Keep only those lines of the records that include the string "назад".

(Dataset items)
[start]
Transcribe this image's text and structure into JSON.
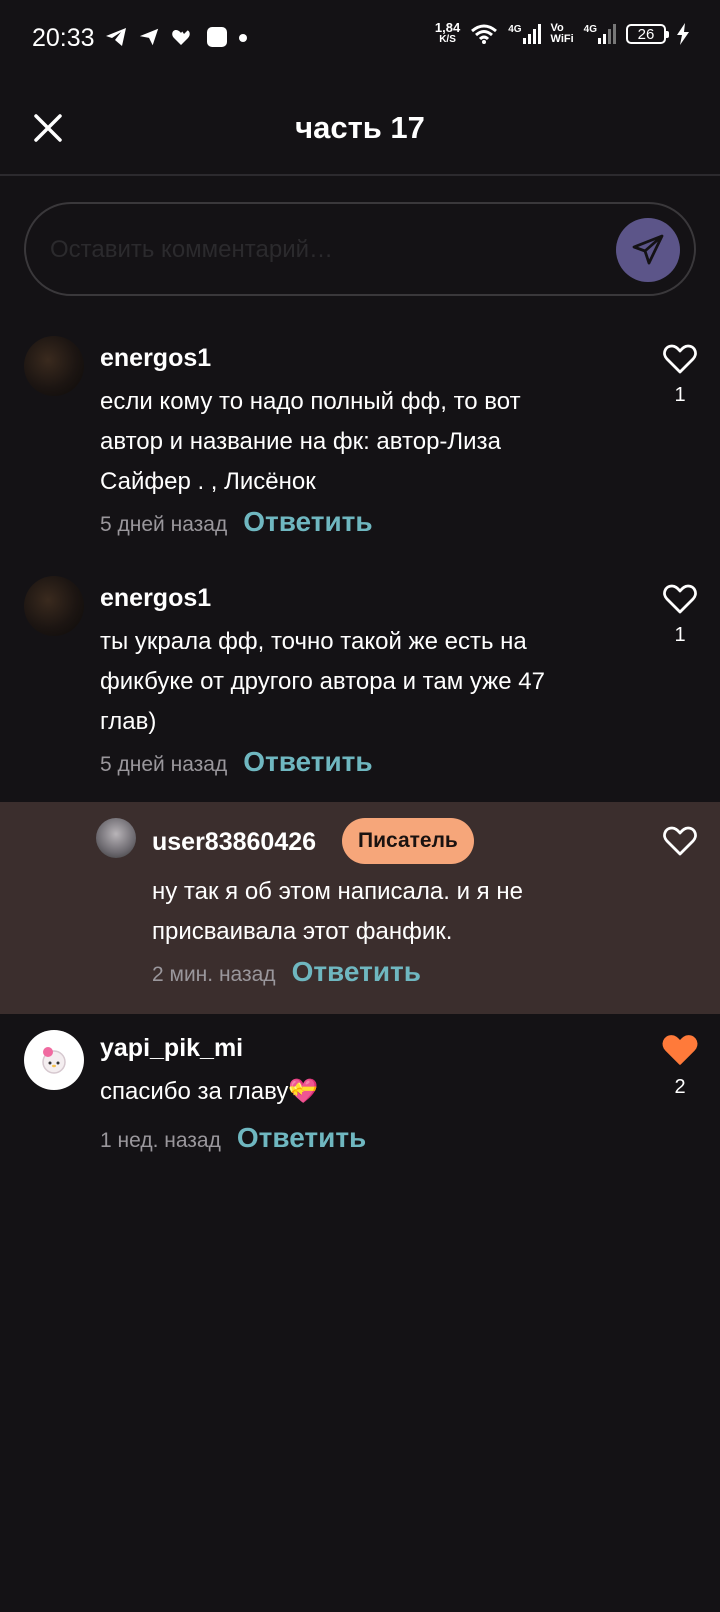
{
  "status_bar": {
    "time": "20:33",
    "net_speed_value": "1,84",
    "net_speed_unit": "K/S",
    "sig1_label": "4G",
    "volte_top": "Vo",
    "volte_bottom": "WiFi",
    "sig2_label": "4G",
    "battery": "26"
  },
  "header": {
    "title": "часть 17"
  },
  "compose": {
    "placeholder": "Оставить комментарий…"
  },
  "comments": [
    {
      "username": "energos1",
      "lines": [
        "если кому то надо полный фф, то вот",
        "автор и название на фк: автор-Лиза",
        "Сайфер . , Лисёнок"
      ],
      "time": "5 дней назад",
      "reply": "Ответить",
      "likes": "1",
      "liked": false
    },
    {
      "username": "energos1",
      "lines": [
        "ты украла фф, точно такой же есть на",
        "фикбуке от другого автора и там уже 47",
        "глав)"
      ],
      "time": "5 дней назад",
      "reply": "Ответить",
      "likes": "1",
      "liked": false
    },
    {
      "username": "user83860426",
      "badge": "Писатель",
      "lines": [
        "ну так я об этом написала. и я не",
        "присваивала этот фанфик."
      ],
      "time": "2 мин. назад",
      "reply": "Ответить",
      "liked": false
    },
    {
      "username": "yapi_pik_mi",
      "lines": [
        "спасибо за главу💝"
      ],
      "time": "1 нед. назад",
      "reply": "Ответить",
      "likes": "2",
      "liked": true
    }
  ],
  "colors": {
    "background": "#141215",
    "accent_reply": "#6fb7c0",
    "send_button": "#5c5589",
    "writer_badge": "#f6a67a",
    "liked_heart": "#ff7a3a",
    "highlight_row": "#3b2e2d"
  },
  "icons": {
    "close": "close-icon",
    "send": "send-icon",
    "like": "heart-icon"
  }
}
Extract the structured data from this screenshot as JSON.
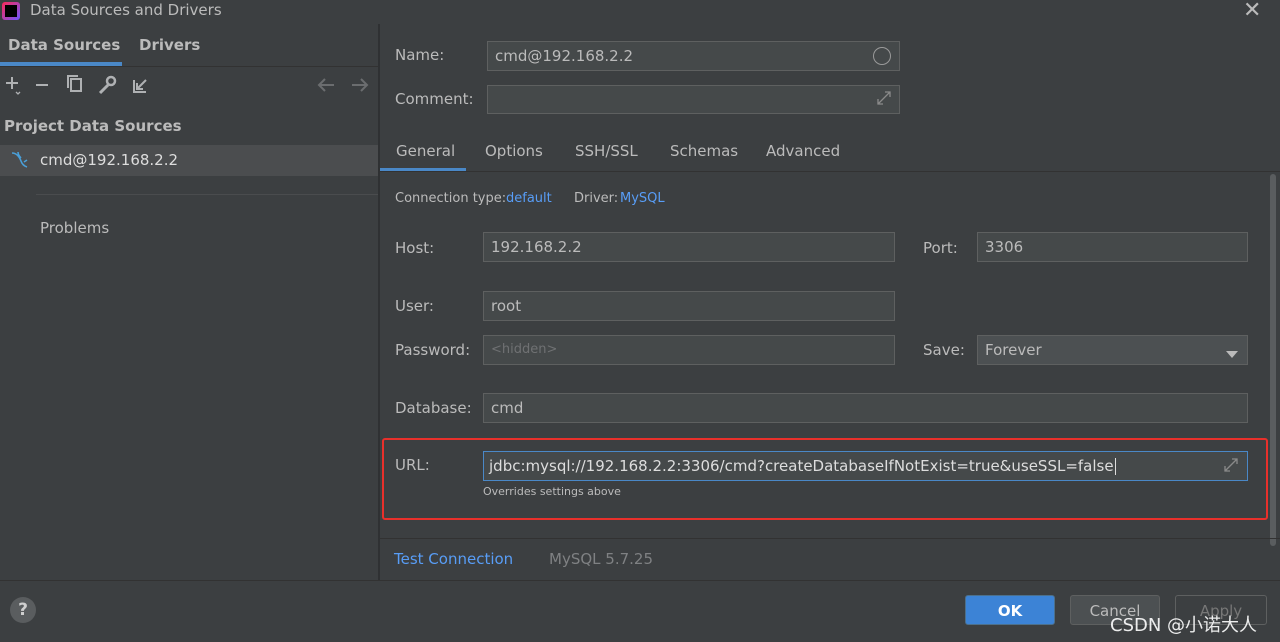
{
  "window": {
    "title": "Data Sources and Drivers",
    "close": "✕"
  },
  "left": {
    "tabs": [
      "Data Sources",
      "Drivers"
    ],
    "section_title": "Project Data Sources",
    "items": [
      {
        "label": "cmd@192.168.2.2"
      }
    ],
    "problems": "Problems"
  },
  "form": {
    "name_label": "Name:",
    "name_value": "cmd@192.168.2.2",
    "comment_label": "Comment:",
    "comment_value": "",
    "tabs": [
      "General",
      "Options",
      "SSH/SSL",
      "Schemas",
      "Advanced"
    ],
    "connection_type_label": "Connection type:",
    "connection_type_value": "default",
    "driver_label": "Driver:",
    "driver_value": "MySQL",
    "host_label": "Host:",
    "host_value": "192.168.2.2",
    "port_label": "Port:",
    "port_value": "3306",
    "user_label": "User:",
    "user_value": "root",
    "password_label": "Password:",
    "password_placeholder": "<hidden>",
    "save_label": "Save:",
    "save_value": "Forever",
    "database_label": "Database:",
    "database_value": "cmd",
    "url_label": "URL:",
    "url_value": "jdbc:mysql://192.168.2.2:3306/cmd?createDatabaseIfNotExist=true&useSSL=false",
    "url_hint": "Overrides settings above",
    "test_connection": "Test Connection",
    "server_version": "MySQL 5.7.25"
  },
  "buttons": {
    "help": "?",
    "ok": "OK",
    "cancel": "Cancel",
    "apply": "Apply"
  },
  "watermark": "CSDN @小诺大人"
}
[end]
Answer below:
      "time": "5 дней назад",
      "time": "5 дней назад",
      "time": "2 мин. назад",
      "time": "1 нед. назад",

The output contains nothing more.